Copy out all lines where "Demo" appears.

(DATA SUPPLIED)
** START **

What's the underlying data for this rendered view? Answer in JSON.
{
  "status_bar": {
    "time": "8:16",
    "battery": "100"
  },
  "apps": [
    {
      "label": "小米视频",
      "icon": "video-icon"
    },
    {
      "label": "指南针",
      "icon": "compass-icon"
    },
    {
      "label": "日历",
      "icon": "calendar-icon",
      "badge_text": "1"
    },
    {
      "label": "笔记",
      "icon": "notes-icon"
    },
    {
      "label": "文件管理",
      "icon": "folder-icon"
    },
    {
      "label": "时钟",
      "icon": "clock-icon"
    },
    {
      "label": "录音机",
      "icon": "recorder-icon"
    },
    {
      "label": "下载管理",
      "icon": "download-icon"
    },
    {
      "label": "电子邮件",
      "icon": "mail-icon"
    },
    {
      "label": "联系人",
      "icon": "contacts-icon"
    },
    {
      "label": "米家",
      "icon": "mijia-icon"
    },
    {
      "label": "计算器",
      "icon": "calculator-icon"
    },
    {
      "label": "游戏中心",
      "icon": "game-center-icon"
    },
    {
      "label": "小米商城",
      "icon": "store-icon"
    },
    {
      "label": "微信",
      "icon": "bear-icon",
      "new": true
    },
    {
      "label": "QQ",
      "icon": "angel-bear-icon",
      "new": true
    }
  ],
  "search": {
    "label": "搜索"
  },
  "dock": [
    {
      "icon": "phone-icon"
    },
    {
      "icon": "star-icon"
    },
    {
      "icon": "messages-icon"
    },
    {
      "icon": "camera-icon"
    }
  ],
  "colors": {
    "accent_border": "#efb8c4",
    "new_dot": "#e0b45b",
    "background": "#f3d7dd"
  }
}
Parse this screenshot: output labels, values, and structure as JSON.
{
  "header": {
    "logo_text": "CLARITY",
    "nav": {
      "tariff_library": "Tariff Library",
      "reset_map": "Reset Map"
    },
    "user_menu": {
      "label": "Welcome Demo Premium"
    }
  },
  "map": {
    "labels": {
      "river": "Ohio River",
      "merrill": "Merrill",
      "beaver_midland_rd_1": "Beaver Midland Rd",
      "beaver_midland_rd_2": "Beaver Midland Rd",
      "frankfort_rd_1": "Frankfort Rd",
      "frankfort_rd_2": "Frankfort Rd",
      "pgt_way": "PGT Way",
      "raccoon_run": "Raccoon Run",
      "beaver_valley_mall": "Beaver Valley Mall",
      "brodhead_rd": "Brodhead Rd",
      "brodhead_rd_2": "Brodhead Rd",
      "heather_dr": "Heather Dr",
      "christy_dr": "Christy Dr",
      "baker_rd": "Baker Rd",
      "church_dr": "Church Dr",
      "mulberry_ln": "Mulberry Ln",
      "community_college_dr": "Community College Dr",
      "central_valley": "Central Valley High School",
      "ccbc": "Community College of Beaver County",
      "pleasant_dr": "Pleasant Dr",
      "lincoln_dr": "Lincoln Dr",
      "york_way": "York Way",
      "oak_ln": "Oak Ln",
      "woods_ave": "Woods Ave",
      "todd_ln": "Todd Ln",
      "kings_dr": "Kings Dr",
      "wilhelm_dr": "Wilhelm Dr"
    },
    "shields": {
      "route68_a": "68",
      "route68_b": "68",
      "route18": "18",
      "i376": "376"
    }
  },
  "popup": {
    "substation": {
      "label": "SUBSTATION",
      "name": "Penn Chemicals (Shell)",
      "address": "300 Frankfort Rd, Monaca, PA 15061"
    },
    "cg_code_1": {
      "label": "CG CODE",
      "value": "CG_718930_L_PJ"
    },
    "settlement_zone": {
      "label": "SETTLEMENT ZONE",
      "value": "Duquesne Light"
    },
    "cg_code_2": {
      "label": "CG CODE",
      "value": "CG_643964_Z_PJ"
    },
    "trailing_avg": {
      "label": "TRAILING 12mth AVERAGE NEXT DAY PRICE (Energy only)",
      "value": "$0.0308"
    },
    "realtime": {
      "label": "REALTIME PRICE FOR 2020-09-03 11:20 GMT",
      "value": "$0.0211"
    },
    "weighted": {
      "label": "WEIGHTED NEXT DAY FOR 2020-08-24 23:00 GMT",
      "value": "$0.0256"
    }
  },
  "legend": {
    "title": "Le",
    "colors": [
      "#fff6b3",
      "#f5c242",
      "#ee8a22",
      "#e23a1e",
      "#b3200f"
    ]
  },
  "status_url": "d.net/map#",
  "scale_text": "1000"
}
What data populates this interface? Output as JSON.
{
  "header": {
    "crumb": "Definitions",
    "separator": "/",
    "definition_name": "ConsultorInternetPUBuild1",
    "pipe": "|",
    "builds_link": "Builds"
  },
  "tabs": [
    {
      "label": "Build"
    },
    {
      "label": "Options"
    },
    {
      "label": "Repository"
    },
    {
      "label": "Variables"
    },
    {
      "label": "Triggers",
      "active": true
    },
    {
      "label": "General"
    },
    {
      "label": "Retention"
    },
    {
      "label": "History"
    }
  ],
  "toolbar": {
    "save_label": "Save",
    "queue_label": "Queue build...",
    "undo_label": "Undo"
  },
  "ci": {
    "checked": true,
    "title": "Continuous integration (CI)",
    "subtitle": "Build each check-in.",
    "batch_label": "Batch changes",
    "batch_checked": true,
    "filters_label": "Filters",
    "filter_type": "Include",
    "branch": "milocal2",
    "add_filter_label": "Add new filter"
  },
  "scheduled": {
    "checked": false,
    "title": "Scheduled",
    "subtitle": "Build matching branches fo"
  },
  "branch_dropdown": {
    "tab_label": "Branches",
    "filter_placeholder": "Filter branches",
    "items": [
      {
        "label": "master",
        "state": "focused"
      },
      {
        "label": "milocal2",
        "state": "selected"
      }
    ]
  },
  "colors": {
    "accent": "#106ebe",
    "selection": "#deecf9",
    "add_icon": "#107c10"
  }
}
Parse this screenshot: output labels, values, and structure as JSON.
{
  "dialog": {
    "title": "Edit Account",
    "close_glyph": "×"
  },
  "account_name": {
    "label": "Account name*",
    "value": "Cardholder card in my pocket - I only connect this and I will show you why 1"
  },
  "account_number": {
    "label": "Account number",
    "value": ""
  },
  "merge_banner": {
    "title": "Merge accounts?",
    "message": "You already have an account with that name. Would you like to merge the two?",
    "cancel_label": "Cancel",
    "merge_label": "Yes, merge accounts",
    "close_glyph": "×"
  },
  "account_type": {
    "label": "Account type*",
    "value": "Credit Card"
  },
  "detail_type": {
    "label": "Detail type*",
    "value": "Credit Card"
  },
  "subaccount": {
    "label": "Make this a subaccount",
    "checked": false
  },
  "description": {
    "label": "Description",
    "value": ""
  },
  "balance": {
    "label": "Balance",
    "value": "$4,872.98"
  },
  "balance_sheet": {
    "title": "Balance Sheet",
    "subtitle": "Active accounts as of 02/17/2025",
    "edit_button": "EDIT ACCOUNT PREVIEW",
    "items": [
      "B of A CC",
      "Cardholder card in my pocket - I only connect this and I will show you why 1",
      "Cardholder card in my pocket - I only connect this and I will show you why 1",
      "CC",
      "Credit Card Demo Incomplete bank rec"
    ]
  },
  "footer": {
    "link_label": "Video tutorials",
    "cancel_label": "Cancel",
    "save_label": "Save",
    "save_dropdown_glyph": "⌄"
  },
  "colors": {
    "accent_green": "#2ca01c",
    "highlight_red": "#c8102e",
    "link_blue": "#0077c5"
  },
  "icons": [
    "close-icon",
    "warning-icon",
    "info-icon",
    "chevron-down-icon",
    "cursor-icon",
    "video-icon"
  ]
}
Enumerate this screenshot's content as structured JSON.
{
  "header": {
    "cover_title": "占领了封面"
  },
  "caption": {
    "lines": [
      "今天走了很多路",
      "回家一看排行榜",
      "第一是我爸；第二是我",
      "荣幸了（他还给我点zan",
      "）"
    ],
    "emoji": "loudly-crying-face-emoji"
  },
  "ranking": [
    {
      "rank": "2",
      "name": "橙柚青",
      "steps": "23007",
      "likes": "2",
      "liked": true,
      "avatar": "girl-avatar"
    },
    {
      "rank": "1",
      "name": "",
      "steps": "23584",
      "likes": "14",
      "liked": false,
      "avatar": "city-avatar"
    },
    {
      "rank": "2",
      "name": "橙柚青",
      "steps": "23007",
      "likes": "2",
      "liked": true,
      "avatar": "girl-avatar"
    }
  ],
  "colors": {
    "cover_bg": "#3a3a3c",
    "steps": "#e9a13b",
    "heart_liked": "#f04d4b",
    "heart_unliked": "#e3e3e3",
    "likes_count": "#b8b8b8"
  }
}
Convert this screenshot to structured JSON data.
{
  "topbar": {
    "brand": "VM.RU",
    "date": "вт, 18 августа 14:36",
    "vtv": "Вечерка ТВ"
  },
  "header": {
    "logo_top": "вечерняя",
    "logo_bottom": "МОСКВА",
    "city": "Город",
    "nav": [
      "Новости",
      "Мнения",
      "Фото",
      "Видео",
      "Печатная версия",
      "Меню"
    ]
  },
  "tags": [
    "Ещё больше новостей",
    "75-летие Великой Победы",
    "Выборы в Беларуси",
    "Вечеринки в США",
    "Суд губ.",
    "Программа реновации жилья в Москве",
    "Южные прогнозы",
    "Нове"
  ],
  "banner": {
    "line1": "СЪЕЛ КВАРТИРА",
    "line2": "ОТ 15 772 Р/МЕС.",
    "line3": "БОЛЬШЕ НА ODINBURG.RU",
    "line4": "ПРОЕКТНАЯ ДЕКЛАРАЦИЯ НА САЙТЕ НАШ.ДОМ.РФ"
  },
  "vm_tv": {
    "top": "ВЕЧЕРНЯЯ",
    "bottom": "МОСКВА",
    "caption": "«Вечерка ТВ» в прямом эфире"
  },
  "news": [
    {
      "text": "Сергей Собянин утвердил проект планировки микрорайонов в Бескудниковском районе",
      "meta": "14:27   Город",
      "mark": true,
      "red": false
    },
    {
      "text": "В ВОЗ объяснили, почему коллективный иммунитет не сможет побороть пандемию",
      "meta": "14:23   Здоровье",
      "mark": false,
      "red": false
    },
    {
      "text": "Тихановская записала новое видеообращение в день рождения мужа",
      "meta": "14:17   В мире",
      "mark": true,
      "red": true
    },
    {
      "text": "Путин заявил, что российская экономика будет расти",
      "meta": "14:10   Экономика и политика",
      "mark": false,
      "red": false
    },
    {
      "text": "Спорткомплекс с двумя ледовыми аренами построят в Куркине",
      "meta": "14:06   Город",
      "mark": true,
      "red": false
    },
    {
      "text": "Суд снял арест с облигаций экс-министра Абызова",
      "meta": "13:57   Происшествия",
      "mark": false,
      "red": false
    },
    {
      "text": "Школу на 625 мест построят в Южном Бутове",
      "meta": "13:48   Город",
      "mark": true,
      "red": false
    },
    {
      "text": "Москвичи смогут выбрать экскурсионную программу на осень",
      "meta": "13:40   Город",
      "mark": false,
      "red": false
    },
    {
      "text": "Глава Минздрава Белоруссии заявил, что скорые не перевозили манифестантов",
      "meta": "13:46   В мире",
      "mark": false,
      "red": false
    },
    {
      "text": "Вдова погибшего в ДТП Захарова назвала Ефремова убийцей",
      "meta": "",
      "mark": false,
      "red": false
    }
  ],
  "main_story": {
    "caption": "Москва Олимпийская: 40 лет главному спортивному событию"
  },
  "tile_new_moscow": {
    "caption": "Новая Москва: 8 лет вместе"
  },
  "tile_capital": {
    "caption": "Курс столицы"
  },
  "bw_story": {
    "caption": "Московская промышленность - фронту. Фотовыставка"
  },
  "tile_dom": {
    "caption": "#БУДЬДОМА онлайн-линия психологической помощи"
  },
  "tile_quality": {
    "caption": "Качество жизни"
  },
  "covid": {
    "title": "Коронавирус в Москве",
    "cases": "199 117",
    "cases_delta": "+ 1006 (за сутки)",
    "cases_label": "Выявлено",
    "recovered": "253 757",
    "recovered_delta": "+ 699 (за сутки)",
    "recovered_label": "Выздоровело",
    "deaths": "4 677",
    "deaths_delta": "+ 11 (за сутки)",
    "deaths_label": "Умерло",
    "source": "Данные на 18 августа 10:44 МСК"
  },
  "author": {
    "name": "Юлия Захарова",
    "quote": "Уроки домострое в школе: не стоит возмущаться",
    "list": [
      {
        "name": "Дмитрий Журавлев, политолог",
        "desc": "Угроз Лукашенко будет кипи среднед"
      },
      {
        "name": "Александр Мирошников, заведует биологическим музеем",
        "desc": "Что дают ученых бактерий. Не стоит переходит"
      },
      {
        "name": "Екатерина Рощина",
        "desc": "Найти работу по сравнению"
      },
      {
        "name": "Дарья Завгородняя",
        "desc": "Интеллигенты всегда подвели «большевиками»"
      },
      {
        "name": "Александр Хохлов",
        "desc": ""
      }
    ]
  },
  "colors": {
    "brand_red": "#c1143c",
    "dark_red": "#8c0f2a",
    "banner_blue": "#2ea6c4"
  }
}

** END **

(ANSWER TO THIS PROBLEM)
      "label": "Welcome Demo Premium"
      "Credit Card Demo Incomplete bank rec"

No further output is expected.